--- Start ---

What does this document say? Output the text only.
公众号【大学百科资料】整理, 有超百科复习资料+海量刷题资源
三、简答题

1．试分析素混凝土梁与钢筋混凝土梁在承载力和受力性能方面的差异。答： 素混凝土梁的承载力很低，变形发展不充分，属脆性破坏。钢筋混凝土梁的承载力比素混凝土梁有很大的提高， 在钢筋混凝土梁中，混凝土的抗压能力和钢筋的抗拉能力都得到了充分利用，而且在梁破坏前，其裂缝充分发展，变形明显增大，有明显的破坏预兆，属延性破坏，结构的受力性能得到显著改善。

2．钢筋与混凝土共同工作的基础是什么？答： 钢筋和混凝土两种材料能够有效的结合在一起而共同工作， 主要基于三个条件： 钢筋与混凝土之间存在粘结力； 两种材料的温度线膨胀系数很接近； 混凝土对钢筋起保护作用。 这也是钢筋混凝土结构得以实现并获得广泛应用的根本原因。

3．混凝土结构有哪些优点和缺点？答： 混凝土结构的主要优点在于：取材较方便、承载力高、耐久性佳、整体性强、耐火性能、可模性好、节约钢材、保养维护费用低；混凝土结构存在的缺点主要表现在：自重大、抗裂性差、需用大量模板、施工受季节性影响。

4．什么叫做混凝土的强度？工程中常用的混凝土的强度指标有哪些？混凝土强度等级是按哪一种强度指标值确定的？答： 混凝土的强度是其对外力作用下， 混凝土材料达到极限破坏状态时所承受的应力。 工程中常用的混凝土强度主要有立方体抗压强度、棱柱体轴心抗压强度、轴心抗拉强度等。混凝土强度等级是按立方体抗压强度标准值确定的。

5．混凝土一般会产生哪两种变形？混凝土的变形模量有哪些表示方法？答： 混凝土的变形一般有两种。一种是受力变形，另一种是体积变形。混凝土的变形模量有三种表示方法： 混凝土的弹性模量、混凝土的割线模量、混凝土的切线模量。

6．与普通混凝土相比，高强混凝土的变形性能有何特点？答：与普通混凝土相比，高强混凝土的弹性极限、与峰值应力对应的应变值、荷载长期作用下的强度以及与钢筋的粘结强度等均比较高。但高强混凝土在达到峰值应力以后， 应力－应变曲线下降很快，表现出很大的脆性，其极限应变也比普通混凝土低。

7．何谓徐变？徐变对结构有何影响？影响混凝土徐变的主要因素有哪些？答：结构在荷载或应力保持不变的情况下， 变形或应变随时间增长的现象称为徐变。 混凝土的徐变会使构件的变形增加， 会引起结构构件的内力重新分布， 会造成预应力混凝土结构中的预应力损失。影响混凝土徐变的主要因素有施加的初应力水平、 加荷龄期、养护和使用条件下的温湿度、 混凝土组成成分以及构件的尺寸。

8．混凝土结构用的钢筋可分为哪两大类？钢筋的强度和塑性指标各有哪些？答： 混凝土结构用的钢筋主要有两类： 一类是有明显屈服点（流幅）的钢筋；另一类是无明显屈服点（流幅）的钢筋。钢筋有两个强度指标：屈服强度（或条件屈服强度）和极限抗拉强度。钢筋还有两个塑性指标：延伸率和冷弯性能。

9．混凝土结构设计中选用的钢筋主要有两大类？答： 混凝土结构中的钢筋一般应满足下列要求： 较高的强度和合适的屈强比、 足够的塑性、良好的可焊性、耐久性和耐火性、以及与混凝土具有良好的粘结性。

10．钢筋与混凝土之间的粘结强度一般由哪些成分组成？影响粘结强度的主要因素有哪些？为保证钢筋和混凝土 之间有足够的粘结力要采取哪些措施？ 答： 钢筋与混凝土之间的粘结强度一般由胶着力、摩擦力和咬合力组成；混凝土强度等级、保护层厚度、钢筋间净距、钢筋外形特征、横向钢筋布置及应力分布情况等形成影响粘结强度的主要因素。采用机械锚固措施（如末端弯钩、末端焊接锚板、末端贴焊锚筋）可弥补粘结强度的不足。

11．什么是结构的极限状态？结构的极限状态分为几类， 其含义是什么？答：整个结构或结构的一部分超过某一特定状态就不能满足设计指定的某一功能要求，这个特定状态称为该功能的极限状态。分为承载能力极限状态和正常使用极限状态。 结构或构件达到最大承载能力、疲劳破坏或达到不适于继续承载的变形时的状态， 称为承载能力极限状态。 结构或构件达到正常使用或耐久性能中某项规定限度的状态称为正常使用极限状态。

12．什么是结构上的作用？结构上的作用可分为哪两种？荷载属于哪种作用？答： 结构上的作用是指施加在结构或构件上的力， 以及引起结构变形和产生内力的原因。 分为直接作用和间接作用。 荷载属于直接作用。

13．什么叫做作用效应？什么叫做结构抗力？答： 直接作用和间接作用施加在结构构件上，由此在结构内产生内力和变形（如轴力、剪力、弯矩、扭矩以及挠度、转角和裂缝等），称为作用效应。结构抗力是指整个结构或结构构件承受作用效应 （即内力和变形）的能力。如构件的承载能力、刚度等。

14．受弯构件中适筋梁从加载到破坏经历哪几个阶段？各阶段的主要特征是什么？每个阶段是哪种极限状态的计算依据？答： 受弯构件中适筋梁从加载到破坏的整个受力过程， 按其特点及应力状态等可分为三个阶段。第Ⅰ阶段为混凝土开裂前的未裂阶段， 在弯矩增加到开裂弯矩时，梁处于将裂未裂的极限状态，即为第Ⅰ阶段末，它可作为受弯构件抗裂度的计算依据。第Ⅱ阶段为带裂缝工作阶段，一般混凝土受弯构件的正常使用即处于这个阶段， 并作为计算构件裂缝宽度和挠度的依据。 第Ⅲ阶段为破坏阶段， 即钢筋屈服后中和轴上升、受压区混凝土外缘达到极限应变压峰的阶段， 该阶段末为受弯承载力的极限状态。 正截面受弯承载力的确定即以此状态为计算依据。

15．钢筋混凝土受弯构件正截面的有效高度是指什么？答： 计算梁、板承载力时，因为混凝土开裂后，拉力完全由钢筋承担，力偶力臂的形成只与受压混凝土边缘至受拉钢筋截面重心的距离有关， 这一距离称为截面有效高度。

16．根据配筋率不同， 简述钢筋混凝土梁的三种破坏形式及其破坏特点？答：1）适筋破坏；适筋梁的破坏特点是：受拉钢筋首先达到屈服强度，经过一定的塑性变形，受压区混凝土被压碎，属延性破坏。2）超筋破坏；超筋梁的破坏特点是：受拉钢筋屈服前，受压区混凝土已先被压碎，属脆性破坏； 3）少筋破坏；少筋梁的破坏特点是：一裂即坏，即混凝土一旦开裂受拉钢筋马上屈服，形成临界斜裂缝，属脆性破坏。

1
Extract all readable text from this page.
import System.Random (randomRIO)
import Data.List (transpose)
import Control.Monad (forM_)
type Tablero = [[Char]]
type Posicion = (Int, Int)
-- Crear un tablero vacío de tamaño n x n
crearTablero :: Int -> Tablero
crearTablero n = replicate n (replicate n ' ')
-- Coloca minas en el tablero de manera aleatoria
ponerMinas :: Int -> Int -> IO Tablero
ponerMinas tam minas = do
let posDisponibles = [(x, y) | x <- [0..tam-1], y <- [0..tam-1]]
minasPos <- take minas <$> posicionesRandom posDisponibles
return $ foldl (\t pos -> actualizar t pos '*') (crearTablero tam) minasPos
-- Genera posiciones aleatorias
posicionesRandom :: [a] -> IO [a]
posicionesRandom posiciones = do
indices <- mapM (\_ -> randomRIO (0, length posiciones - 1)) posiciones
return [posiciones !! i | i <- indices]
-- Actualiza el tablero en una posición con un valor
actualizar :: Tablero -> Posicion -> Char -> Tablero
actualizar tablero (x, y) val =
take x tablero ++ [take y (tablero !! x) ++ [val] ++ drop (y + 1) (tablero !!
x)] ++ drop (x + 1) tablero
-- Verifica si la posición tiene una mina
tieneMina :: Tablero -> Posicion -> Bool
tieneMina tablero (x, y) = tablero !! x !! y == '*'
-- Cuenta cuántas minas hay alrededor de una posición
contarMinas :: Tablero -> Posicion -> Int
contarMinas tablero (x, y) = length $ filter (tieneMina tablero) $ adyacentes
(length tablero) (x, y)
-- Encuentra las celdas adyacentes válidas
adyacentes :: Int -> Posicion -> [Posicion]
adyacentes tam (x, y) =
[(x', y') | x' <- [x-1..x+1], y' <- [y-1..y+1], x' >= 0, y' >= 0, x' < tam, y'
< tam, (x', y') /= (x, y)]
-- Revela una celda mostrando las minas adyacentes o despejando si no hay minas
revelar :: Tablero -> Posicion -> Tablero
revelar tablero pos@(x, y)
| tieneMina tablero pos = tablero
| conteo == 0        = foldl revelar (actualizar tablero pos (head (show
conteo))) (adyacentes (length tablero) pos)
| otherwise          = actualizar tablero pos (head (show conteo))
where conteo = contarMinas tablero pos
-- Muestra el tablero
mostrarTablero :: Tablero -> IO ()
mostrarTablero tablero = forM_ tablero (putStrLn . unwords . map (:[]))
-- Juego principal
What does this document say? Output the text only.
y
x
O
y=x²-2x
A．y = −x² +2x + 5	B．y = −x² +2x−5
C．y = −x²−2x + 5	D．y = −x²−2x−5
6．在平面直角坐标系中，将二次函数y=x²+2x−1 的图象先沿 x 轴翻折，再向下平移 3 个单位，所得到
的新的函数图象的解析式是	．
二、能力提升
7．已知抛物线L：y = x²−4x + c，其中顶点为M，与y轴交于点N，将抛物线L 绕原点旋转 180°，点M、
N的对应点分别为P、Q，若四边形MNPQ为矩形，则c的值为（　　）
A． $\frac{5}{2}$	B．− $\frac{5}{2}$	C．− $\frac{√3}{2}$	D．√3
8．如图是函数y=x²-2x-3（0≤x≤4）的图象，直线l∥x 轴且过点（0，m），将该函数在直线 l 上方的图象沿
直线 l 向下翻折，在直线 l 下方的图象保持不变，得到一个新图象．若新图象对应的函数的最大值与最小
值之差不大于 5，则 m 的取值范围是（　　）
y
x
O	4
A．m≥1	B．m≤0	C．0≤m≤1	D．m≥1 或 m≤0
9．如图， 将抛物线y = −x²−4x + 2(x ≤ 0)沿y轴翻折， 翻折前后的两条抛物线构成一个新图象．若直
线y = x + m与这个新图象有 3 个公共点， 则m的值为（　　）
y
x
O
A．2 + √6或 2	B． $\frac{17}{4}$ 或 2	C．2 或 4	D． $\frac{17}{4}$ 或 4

--- End ---

- [WRITTEN EXERCISE]: Only lines holding the string "indices" are wanted; gather each one from the entries above.

- [TASK RESPONSE]:
indices <- mapM (\_ -> randomRIO (0, length posiciones - 1)) posiciones
return [posiciones !! i | i <- indices]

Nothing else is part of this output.